Items listed in a dataset
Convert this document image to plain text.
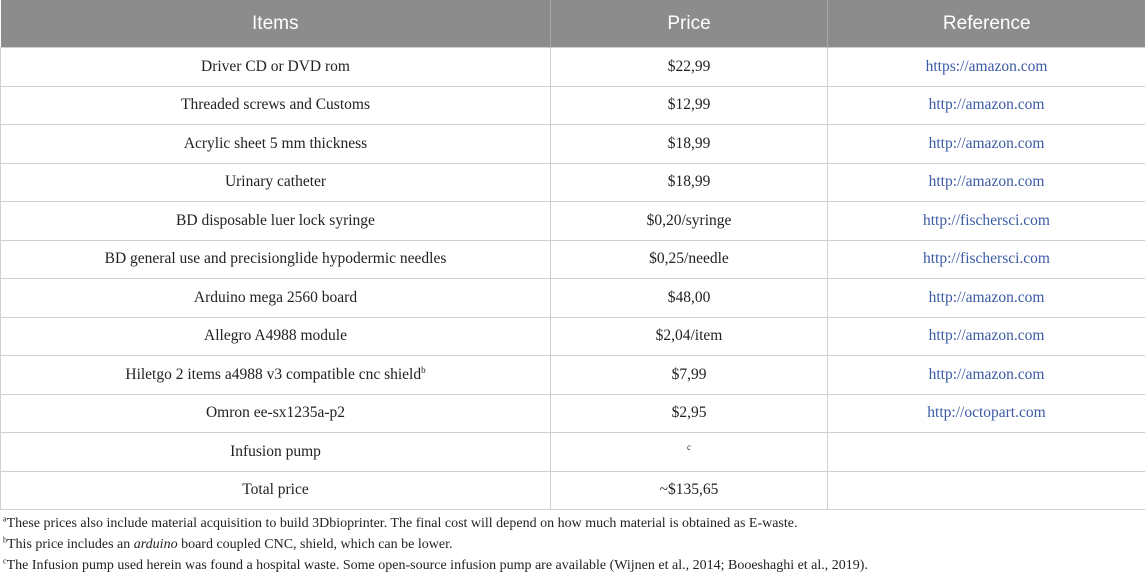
Items	Price	Reference
Driver CD or DVD rom	$22,99	https://amazon.com
Threaded screws and Customs	$12,99	http://amazon.com
Acrylic sheet 5 mm thickness	$18,99	http://amazon.com
Urinary catheter	$18,99	http://amazon.com
BD disposable luer lock syringe	$0,20/syringe	http://fischersci.com
BD general use and precisionglide hypodermic needles	$0,25/needle	http://fischersci.com
Arduino mega 2560 board	$48,00	http://amazon.com
Allegro A4988 module	$2,04/item	http://amazon.com
Hiletgo 2 items a4988 v3 compatible cnc shield$^b$	$7,99	http://amazon.com
Omron ee-sx1235a-p2	$2,95	http://octopart.com
Infusion pump	$^c$	
Total price	~$135,65	
$^a$These prices also include material acquisition to build 3Dbioprinter. The final cost will depend on how much material is obtained as E-waste.
$^b$This price includes an arduino board coupled CNC, shield, which can be lower.
$^c$The Infusion pump used herein was found a hospital waste. Some open-source infusion pump are available (Wijnen et al., 2014; Booeshaghi et al., 2019).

_EXERCISE OBJECTIVE_. Reproduce each record from above exactly; pictures do not belong in the copy.

_EXPECTED OUTPUT_.
Convert this document image to plain text.
Items	Price	Reference
Driver CD or DVD rom	$22,99	https://amazon.com
Threaded screws and Customs	$12,99	http://amazon.com
Acrylic sheet 5 mm thickness	$18,99	http://amazon.com
Urinary catheter	$18,99	http://amazon.com
BD disposable luer lock syringe	$0,20/syringe	http://fischersci.com
BD general use and precisionglide hypodermic needles	$0,25/needle	http://fischersci.com
Arduino mega 2560 board	$48,00	http://amazon.com
Allegro A4988 module	$2,04/item	http://amazon.com
Hiletgo 2 items a4988 v3 compatible cnc shield$^b$	$7,99	http://amazon.com
Omron ee-sx1235a-p2	$2,95	http://octopart.com
Infusion pump	$^c$	
Total price	~$135,65	
$^a$These prices also include material acquisition to build 3Dbioprinter. The final cost will depend on how much material is obtained as E-waste.
$^b$This price includes an arduino board coupled CNC, shield, which can be lower.
$^c$The Infusion pump used herein was found a hospital waste. Some open-source infusion pump are available (Wijnen et al., 2014; Booeshaghi et al., 2019).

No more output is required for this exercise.